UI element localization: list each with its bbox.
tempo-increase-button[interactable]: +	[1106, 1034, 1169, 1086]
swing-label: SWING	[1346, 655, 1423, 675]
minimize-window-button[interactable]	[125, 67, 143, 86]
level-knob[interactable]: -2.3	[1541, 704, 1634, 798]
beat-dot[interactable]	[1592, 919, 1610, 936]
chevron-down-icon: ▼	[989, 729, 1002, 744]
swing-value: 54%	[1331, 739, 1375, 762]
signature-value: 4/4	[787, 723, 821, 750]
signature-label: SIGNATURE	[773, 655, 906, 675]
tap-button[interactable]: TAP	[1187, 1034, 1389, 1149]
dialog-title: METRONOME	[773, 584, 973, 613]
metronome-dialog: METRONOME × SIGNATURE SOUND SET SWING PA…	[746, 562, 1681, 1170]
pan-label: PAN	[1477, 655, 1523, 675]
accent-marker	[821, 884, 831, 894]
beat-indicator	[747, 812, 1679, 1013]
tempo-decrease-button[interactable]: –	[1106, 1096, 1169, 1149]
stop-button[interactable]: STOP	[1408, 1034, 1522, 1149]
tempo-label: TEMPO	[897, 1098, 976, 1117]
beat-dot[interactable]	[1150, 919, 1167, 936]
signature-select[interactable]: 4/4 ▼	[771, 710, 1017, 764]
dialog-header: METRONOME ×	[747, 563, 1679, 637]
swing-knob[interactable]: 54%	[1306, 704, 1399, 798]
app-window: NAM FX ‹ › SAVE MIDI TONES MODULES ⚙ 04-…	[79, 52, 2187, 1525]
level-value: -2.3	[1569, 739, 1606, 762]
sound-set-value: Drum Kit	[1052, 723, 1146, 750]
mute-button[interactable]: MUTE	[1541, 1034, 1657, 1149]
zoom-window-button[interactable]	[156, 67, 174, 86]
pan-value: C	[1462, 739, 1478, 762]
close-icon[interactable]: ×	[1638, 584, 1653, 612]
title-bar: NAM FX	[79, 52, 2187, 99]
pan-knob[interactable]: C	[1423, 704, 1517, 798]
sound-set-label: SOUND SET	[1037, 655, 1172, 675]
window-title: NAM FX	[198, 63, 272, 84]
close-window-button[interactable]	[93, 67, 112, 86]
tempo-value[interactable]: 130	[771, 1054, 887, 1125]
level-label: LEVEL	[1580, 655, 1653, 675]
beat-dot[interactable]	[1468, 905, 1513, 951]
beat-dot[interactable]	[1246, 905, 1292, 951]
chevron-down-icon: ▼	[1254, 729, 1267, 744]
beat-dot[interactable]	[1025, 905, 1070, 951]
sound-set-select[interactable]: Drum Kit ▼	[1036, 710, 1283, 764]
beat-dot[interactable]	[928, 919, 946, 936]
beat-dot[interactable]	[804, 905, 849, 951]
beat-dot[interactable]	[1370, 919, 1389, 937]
--
▸ Task
Repeat the entries from the first line through the line that contains "739, 1375, 762]", keeping both of those lines.

▸ Task result
UI element localization: list each with its bbox.
tempo-increase-button[interactable]: +	[1106, 1034, 1169, 1086]
swing-label: SWING	[1346, 655, 1423, 675]
minimize-window-button[interactable]	[125, 67, 143, 86]
level-knob[interactable]: -2.3	[1541, 704, 1634, 798]
beat-dot[interactable]	[1592, 919, 1610, 936]
chevron-down-icon: ▼	[989, 729, 1002, 744]
swing-value: 54%	[1331, 739, 1375, 762]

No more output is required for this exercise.